• [To do]
Repeat the records in full and exactly, omitting pictures.

• [Material shown]
┌──

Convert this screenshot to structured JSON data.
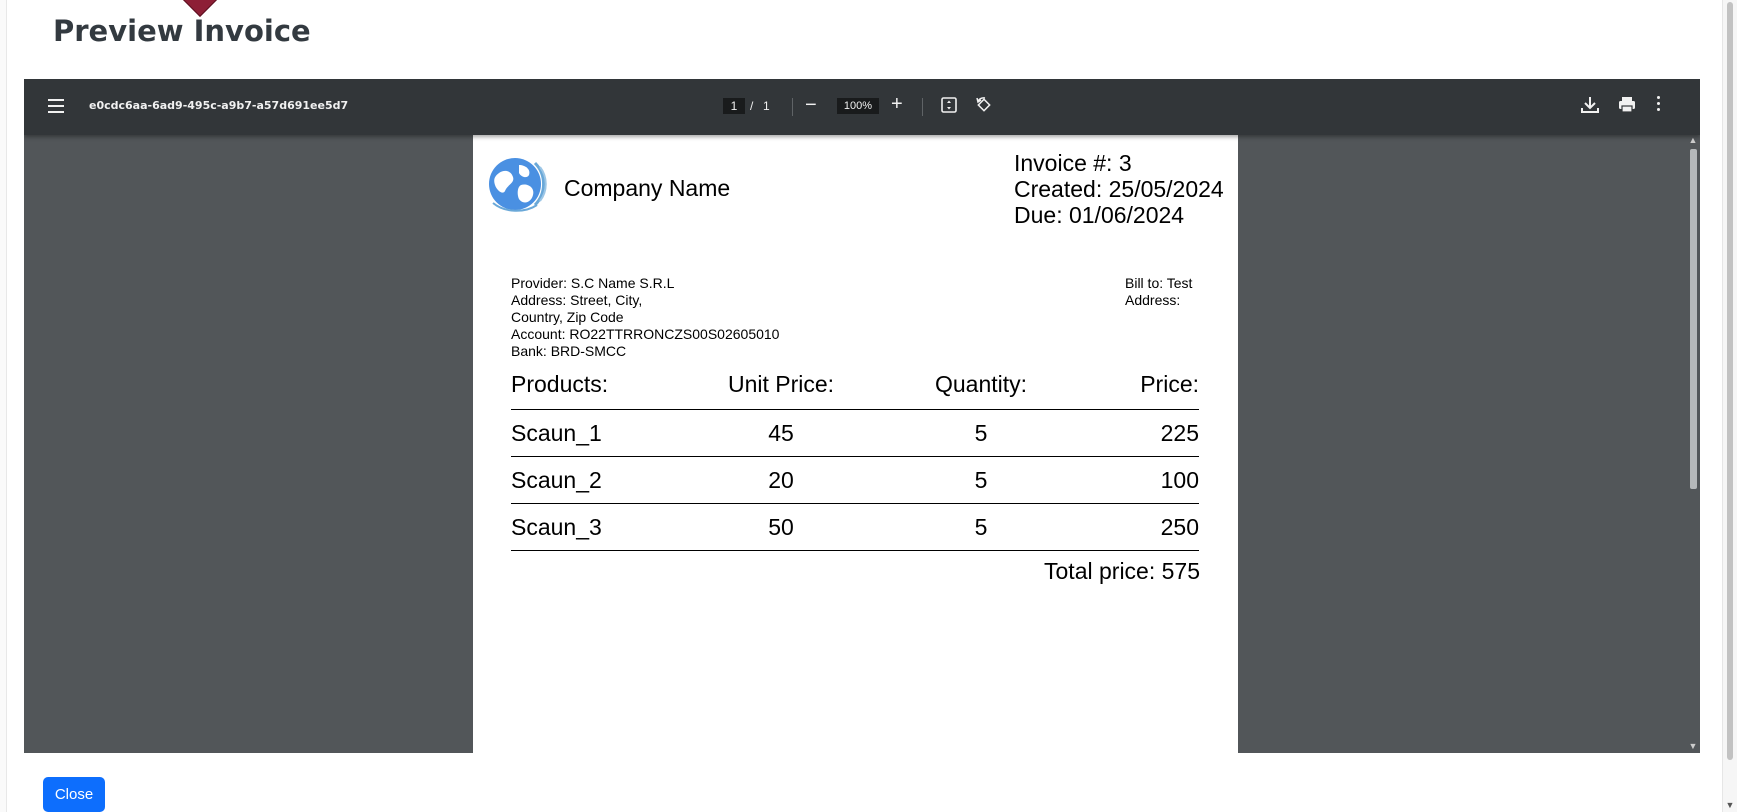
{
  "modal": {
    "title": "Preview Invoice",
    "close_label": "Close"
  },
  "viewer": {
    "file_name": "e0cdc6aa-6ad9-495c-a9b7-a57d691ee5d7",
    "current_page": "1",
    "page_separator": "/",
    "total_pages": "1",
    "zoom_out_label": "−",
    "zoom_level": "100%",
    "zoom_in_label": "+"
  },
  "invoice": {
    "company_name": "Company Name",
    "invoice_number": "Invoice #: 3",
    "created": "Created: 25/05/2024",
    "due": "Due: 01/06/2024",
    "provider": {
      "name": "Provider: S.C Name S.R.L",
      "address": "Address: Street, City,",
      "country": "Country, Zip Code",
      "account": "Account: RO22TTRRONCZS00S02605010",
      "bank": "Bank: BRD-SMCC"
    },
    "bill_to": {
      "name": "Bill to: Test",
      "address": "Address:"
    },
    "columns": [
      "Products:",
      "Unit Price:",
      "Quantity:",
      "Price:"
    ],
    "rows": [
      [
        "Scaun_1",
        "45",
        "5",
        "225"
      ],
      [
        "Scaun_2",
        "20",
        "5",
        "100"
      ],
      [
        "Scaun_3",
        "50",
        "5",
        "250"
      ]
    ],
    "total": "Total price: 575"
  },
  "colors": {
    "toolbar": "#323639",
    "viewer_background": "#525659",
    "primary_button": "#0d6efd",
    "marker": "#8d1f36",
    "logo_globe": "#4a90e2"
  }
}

└──

• [Solution to this exercise]
Convert this screenshot to structured JSON data.
{
  "modal": {
    "title": "Preview Invoice",
    "close_label": "Close"
  },
  "viewer": {
    "file_name": "e0cdc6aa-6ad9-495c-a9b7-a57d691ee5d7",
    "current_page": "1",
    "page_separator": "/",
    "total_pages": "1",
    "zoom_out_label": "−",
    "zoom_level": "100%",
    "zoom_in_label": "+"
  },
  "invoice": {
    "company_name": "Company Name",
    "invoice_number": "Invoice #: 3",
    "created": "Created: 25/05/2024",
    "due": "Due: 01/06/2024",
    "provider": {
      "name": "Provider: S.C Name S.R.L",
      "address": "Address: Street, City,",
      "country": "Country, Zip Code",
      "account": "Account: RO22TTRRONCZS00S02605010",
      "bank": "Bank: BRD-SMCC"
    },
    "bill_to": {
      "name": "Bill to: Test",
      "address": "Address:"
    },
    "columns": [
      "Products:",
      "Unit Price:",
      "Quantity:",
      "Price:"
    ],
    "rows": [
      [
        "Scaun_1",
        "45",
        "5",
        "225"
      ],
      [
        "Scaun_2",
        "20",
        "5",
        "100"
      ],
      [
        "Scaun_3",
        "50",
        "5",
        "250"
      ]
    ],
    "total": "Total price: 575"
  },
  "colors": {
    "toolbar": "#323639",
    "viewer_background": "#525659",
    "primary_button": "#0d6efd",
    "marker": "#8d1f36",
    "logo_globe": "#4a90e2"
  }
}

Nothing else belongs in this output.